**WORK TO DO**
Leave out the pictures and repeat the rest of the material exactly.
## Start
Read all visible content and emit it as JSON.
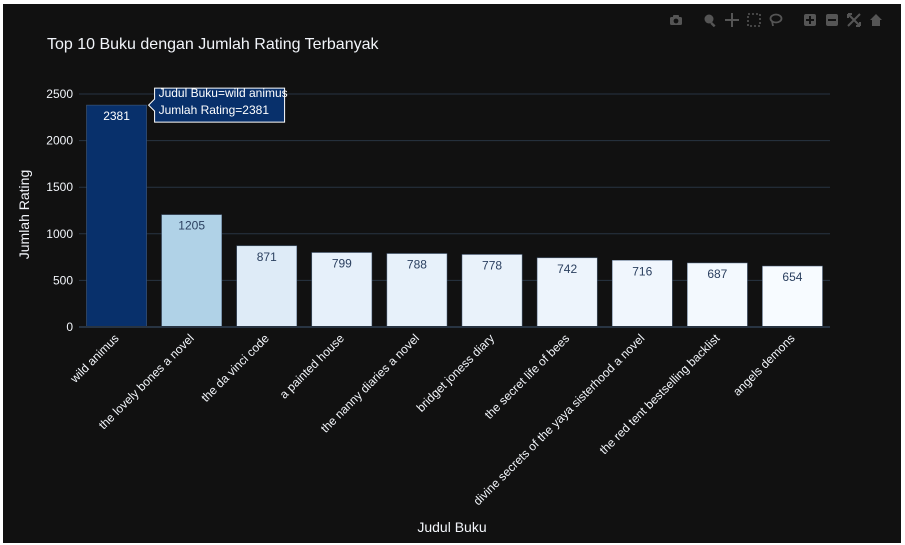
{
  "colors": {
    "background": "#111111",
    "grid": "#283442",
    "axis_text": "#f2f5fa",
    "title": "#f2f5fa",
    "bar_outline": "#506784",
    "hover_bg": "#08306b",
    "hover_text": "#ffffff",
    "colorscale": [
      "#f7fbff",
      "#deebf7",
      "#c6dbef",
      "#9ecae1",
      "#6baed6",
      "#4292c6",
      "#2171b5",
      "#08519c",
      "#08306b"
    ]
  },
  "modebar": {
    "buttons": [
      "camera-icon",
      "zoom-icon",
      "pan-icon",
      "box-select-icon",
      "lasso-icon",
      "zoom-in-icon",
      "zoom-out-icon",
      "autoscale-icon",
      "home-icon",
      "plotly-logo-icon"
    ]
  },
  "chart_data": {
    "type": "bar",
    "title": "Top 10 Buku dengan Jumlah Rating Terbanyak",
    "xlabel": "Judul Buku",
    "ylabel": "Jumlah Rating",
    "categories": [
      "wild animus",
      "the lovely bones a novel",
      "the da vinci code",
      "a painted house",
      "the nanny diaries a novel",
      "bridget joness diary",
      "the secret life of bees",
      "divine secrets of the yaya sisterhood a novel",
      "the red tent bestselling backlist",
      "angels  demons"
    ],
    "values": [
      2381,
      1205,
      871,
      799,
      788,
      778,
      742,
      716,
      687,
      654
    ],
    "value_labels": [
      "2381",
      "1205",
      "871",
      "799",
      "788",
      "778",
      "742",
      "716",
      "687",
      "654"
    ],
    "ylim": [
      0,
      2500
    ],
    "yticks": [
      0,
      500,
      1000,
      1500,
      2000,
      2500
    ],
    "ytick_labels": [
      "0",
      "500",
      "1000",
      "1500",
      "2000",
      "2500"
    ],
    "grid": true,
    "hover": {
      "line1": "Judul Buku=wild animus",
      "line2": "Jumlah Rating=2381"
    }
  }
}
## End
**ANSWER FOR THE TASK**
Read all visible content and emit it as JSON.
{
  "colors": {
    "background": "#111111",
    "grid": "#283442",
    "axis_text": "#f2f5fa",
    "title": "#f2f5fa",
    "bar_outline": "#506784",
    "hover_bg": "#08306b",
    "hover_text": "#ffffff",
    "colorscale": [
      "#f7fbff",
      "#deebf7",
      "#c6dbef",
      "#9ecae1",
      "#6baed6",
      "#4292c6",
      "#2171b5",
      "#08519c",
      "#08306b"
    ]
  },
  "modebar": {
    "buttons": [
      "camera-icon",
      "zoom-icon",
      "pan-icon",
      "box-select-icon",
      "lasso-icon",
      "zoom-in-icon",
      "zoom-out-icon",
      "autoscale-icon",
      "home-icon",
      "plotly-logo-icon"
    ]
  },
  "chart_data": {
    "type": "bar",
    "title": "Top 10 Buku dengan Jumlah Rating Terbanyak",
    "xlabel": "Judul Buku",
    "ylabel": "Jumlah Rating",
    "categories": [
      "wild animus",
      "the lovely bones a novel",
      "the da vinci code",
      "a painted house",
      "the nanny diaries a novel",
      "bridget joness diary",
      "the secret life of bees",
      "divine secrets of the yaya sisterhood a novel",
      "the red tent bestselling backlist",
      "angels  demons"
    ],
    "values": [
      2381,
      1205,
      871,
      799,
      788,
      778,
      742,
      716,
      687,
      654
    ],
    "value_labels": [
      "2381",
      "1205",
      "871",
      "799",
      "788",
      "778",
      "742",
      "716",
      "687",
      "654"
    ],
    "ylim": [
      0,
      2500
    ],
    "yticks": [
      0,
      500,
      1000,
      1500,
      2000,
      2500
    ],
    "ytick_labels": [
      "0",
      "500",
      "1000",
      "1500",
      "2000",
      "2500"
    ],
    "grid": true,
    "hover": {
      "line1": "Judul Buku=wild animus",
      "line2": "Jumlah Rating=2381"
    }
  }
}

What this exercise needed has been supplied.